ZAMm unterwegs-Website: Relaunch
Die Website zamm-unterwegs.at soll einen Relaunch erleben, um noch stärker die Bildungsprodukte von „ZAMm unterwegs“ zu vermarkten. Ein neues „Gadget“ für die ZAMm unterwegs Webpage soll ein für Lehrgangsteilnehmerinnen und Absolventinnen aber auch allen anderen interessierten Personen zugänglicher Bereich sein. Dieser ZAMm VIP-Bereich wird ZAMm Absolventinnen und ZAMm Lehrgangsteilnehmerinnen bzw. allen InteressentInnen die Möglichkeit geben, sich mittels eines Steckbriefs vorzustellen und sich auch in diesem Zuge als Mentorinnen für neue FunktionärInnen zur Verfügung zu stellen. Ebenso können Ergebnisse von diversen Fragestellungen des ZAMm Lehrganges dem ZAMm VIP-Besucher zur Verfügung gestellt werden.

Charta für partnerschaftliche Interessenvertretung in der Land- und Forstwirtschaft:
Im „ZAMm unterwegs-Projekt 2015-2016" wurde die Charta für partnerschaftliche Interessenvertretung in der Land- und Forstwirtschaft ausgearbeitet und beim Bundesbäuerinnentag 2017 von den Präsidenten der Landwirtschaftskammern und den Landesbäuerinnen unterschrieben. Wir haben uns zum Ziel gesetzt, neue Partnerschaftsorganisationen hinzuzugewinnen. Damit die Vereinbarungen keine „Lippenbekenntnisse“ bleiben, soll ein professionelles Werbekonzept die Vorteile von gemischtgeschlechtlichen Teams hervorheben und so durch bewusstes Recruiting die tatsächliche Erhöhung von Funktionärinnen in agrarischen Organisationen erreicht werden.

Exkursion „Interessenspolitische Landschaft Österreichs“
Bei der zweitägigen Exkursion nach Wien zum Thema „Interessenspolitische Landschaft in Österreich" werden die Landwirtschaftskammer, das Parlament und das Bundesministerium für Nachhaltigkeit und Tourismus besucht. Vorträge von führenden Mitarbeiterinnen der SVB und der AMA runden die Lehrfahrt ab. Ein weiterer wichtiger Aspekt ist das erste Kennenlernen von ZAMm-Teilnehmerinnen aus den anderen Bundesländern. Ziel ist, den Funktionärinnen einerseits einen Überblick über die interessenpolitische Landschaft Österreichs zu geben, andererseits soll auch der Austausch österreichweit forciert werden.

Exkursion zu den europäischen Institutionen nach Brüssel
Bei dem dreitägigen Studienaufenthalt werden die europäischen Institutionen wie die Europäische Kommission, Europäisches Parlament, Rat der Europäischen Institution, Copa Cogeca und die ständige Vertretung Österreichs von den Teilnehmerinnen des ZLG „Professionelle Vertretungsarbeit im ländlichen Raum“ besucht. Ziel dieser Exkursion ist es, einen Überblick über die Abläufe der europäischen Institutionen und ein größeres Verständnis für Entscheidungen auf Europaebene zu entwickeln.

(Daten zur Erkennung der Dokumentstruktur)
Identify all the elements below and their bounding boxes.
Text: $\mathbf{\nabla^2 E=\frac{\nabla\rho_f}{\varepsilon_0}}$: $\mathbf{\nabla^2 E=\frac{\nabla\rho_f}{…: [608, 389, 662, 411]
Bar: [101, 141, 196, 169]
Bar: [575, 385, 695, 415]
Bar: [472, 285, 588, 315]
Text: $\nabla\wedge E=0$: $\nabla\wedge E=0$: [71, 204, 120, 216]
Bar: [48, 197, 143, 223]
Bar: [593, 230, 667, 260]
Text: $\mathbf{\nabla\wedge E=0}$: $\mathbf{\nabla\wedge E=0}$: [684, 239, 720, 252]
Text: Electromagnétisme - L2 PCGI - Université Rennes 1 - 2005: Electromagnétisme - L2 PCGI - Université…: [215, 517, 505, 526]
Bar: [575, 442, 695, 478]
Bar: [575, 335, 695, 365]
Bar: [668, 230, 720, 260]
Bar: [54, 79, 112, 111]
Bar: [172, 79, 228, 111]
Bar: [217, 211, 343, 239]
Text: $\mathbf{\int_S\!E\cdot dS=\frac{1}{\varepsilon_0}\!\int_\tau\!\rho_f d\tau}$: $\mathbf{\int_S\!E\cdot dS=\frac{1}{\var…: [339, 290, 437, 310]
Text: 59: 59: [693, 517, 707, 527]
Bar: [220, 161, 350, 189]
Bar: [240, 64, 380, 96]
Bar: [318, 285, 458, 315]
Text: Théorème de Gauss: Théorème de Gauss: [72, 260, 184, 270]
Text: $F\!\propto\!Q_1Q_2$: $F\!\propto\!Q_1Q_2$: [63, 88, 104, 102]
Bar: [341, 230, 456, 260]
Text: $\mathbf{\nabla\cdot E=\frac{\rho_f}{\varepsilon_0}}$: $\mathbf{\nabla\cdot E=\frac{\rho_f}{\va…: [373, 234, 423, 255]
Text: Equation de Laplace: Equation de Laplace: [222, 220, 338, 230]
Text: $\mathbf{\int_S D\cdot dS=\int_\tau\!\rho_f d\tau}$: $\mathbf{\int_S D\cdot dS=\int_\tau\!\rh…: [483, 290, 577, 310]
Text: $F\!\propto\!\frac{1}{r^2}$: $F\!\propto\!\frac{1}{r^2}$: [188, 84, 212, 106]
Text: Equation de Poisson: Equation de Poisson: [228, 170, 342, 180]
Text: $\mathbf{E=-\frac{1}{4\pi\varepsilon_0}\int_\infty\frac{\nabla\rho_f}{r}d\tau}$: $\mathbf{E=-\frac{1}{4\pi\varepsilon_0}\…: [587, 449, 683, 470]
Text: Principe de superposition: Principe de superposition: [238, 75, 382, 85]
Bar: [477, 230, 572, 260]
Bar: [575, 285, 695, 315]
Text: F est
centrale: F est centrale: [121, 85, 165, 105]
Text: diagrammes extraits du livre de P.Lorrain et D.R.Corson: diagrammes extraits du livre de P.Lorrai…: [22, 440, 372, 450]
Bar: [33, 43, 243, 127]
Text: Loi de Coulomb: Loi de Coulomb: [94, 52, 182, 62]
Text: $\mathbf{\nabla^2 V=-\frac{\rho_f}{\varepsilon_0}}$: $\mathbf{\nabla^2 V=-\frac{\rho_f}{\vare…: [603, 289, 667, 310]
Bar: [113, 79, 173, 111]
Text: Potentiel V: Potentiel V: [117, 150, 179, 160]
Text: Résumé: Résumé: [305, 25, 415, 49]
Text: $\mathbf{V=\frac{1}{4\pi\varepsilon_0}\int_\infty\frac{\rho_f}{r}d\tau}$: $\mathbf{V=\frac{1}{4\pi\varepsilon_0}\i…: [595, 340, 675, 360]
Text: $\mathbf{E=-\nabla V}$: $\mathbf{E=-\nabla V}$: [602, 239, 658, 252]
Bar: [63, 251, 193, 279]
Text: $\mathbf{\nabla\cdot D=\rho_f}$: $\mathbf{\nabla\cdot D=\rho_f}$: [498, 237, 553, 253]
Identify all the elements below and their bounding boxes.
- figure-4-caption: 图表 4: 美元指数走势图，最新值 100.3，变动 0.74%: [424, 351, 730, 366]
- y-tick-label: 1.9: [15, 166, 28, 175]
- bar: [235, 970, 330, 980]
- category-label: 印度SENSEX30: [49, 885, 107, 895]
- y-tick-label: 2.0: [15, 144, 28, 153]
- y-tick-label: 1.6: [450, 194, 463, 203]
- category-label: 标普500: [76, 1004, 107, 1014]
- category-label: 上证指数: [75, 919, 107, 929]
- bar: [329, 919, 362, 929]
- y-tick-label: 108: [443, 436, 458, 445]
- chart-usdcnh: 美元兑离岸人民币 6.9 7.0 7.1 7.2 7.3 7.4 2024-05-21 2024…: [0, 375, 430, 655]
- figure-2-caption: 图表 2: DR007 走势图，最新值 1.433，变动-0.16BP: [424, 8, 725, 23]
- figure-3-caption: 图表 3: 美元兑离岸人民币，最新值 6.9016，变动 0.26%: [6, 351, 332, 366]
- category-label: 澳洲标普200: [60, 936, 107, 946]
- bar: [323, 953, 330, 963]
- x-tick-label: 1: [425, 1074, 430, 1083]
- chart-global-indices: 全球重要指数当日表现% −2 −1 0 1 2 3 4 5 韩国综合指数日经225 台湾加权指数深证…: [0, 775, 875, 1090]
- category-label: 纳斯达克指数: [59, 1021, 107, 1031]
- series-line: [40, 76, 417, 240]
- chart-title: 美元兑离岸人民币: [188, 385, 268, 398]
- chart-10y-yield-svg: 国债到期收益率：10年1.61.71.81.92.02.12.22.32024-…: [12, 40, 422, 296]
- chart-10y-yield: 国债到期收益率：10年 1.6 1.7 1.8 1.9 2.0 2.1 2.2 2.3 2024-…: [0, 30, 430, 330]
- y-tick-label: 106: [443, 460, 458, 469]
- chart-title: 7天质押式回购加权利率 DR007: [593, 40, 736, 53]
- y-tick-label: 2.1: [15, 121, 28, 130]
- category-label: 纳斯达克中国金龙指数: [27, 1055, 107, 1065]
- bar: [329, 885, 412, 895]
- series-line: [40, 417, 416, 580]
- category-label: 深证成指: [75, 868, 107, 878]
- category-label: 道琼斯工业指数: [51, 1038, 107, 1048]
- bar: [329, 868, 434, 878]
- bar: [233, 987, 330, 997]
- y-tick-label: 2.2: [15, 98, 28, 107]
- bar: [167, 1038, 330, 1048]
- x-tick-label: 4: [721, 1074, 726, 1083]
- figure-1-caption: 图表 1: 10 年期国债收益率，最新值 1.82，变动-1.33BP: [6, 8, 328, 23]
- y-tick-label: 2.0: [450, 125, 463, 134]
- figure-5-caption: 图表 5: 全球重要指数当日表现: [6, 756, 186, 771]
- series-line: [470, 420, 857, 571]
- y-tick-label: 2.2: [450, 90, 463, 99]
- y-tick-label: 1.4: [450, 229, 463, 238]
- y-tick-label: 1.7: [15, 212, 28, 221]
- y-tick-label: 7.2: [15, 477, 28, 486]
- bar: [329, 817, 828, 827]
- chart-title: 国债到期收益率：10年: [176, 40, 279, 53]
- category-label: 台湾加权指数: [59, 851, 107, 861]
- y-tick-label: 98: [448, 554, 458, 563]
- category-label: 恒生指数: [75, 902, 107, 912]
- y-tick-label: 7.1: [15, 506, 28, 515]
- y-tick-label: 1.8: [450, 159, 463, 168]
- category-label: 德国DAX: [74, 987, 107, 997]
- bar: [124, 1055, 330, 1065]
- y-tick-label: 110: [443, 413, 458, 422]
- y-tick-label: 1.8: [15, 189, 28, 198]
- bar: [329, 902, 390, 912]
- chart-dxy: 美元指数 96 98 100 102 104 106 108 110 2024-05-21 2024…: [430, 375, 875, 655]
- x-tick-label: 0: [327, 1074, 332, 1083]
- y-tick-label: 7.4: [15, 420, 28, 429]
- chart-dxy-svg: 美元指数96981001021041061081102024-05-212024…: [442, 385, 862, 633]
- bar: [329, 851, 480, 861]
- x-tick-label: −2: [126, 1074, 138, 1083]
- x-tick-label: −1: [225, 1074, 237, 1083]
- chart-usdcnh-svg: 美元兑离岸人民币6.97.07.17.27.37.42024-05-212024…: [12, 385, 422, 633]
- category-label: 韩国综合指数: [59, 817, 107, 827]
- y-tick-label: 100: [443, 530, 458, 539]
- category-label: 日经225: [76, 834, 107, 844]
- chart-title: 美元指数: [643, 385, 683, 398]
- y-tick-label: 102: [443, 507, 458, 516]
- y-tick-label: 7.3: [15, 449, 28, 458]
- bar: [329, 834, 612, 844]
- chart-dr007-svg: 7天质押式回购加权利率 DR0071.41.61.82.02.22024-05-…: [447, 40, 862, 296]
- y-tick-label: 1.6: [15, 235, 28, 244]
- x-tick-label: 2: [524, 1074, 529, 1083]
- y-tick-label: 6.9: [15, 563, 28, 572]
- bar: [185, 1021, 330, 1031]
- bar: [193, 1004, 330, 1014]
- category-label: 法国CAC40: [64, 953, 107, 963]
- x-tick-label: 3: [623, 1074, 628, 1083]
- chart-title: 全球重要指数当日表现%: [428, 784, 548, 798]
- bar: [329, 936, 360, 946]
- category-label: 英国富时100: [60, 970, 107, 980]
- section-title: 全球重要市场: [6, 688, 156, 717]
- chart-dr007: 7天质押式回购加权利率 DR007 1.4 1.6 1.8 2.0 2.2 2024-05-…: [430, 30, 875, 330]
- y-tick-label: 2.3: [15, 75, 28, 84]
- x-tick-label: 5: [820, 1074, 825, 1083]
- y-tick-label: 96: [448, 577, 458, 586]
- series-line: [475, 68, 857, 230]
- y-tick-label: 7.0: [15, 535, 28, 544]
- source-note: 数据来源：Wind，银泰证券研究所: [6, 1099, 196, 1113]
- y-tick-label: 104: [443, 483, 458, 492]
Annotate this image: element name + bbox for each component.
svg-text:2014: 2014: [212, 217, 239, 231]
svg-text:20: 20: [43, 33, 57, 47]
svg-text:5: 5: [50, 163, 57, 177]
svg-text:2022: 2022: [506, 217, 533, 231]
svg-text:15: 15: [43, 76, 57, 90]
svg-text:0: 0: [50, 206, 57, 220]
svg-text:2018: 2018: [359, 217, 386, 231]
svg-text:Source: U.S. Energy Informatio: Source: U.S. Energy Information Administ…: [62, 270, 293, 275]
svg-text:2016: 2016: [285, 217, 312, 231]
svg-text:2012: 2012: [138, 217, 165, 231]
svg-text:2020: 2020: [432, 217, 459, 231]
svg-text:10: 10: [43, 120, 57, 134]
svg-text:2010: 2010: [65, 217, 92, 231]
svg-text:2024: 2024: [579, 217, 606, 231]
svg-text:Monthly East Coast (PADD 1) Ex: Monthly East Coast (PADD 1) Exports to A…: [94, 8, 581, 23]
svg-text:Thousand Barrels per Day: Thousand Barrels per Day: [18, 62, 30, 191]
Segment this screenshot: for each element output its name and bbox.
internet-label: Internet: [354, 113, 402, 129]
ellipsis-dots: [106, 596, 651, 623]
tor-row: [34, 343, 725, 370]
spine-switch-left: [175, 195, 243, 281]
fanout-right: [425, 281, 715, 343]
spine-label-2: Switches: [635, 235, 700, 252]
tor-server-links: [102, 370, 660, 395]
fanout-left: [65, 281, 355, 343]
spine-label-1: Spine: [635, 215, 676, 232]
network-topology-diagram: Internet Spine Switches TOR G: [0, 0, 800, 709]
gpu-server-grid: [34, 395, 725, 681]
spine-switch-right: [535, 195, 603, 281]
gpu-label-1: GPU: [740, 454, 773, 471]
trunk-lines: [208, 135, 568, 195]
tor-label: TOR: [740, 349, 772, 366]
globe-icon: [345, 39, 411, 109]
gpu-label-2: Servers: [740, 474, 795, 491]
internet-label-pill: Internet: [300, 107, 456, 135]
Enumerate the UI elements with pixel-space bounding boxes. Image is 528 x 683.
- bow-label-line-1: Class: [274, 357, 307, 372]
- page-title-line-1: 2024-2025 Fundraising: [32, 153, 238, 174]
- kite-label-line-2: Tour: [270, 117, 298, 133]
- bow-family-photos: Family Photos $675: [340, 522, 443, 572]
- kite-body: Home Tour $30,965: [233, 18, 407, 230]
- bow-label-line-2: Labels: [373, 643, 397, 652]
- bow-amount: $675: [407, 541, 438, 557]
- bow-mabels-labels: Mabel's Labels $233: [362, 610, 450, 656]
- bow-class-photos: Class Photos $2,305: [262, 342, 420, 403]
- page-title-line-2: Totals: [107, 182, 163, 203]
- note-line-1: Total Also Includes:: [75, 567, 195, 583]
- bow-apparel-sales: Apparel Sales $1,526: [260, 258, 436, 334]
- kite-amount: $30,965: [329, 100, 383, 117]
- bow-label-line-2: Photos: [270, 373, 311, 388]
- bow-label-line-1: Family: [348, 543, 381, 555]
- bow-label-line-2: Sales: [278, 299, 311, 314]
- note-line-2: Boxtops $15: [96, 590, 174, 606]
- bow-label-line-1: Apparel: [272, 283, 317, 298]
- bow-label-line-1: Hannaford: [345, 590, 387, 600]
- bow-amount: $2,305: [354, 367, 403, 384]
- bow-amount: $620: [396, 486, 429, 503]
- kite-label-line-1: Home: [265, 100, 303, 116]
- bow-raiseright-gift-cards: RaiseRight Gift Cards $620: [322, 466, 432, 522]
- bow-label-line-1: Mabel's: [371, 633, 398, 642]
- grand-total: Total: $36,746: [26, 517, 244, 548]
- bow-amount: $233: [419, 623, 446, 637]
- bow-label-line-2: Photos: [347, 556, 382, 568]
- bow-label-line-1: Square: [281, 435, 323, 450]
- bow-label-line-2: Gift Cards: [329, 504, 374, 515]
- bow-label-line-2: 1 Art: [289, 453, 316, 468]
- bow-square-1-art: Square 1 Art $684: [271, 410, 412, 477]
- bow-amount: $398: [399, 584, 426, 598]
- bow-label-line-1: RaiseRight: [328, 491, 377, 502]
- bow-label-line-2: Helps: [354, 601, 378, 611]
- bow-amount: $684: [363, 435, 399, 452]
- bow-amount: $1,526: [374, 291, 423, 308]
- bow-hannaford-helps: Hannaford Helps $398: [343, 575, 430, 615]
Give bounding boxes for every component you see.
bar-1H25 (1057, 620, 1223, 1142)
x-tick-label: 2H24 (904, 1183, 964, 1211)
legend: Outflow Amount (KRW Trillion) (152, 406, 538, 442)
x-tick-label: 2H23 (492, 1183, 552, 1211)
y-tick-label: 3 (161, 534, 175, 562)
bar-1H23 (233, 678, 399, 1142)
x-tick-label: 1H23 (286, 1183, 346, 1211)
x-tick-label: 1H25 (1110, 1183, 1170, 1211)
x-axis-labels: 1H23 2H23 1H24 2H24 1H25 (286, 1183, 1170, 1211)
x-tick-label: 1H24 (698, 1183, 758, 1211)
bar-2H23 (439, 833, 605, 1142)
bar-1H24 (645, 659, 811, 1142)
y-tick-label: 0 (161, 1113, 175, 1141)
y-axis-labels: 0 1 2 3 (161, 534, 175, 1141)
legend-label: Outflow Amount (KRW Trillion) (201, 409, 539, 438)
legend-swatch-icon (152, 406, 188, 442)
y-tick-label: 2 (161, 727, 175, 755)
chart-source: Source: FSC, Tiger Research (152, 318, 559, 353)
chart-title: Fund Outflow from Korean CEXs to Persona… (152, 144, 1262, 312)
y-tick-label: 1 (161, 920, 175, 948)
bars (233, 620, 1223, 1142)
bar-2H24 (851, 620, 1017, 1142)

## [Aufgabe 1]
Wie lange dauert laut dem vorliegenden Auszug der Studienaufenthalt bei den europäischen Institutionen in Brüssel?
## [Aufgabe 2]
Fassen Sie den Absatz aus dem vorliegenden Auszug, der mit „Bei der zweitägigen Exkursion nach Wien“ beginnt, als Stichpunktliste zusammen, ohne seine wesentlichen Fakten wegzulassen.

## [Antwortfeld 1]
Drei Tage.

## [Antwortfeld 2]
- Zweitägige Exkursion nach Wien zum Thema „Interessenspolitische Landschaft in Österreich“
- Besuche: Landwirtschaftskammer, Parlament, Bundesministerium für Nachhaltigkeit und Tourismus
- Ergänzend Vorträge von führenden Mitarbeiterinnen der SVB und der AMA
- Erstes Kennenlernen von ZAMm-Teilnehmerinnen aus den anderen Bundesländern
- Ziele: Überblick über die interessenpolitische Landschaft Österreichs für die Funktionärinnen und Förderung des österreichweiten Austauschs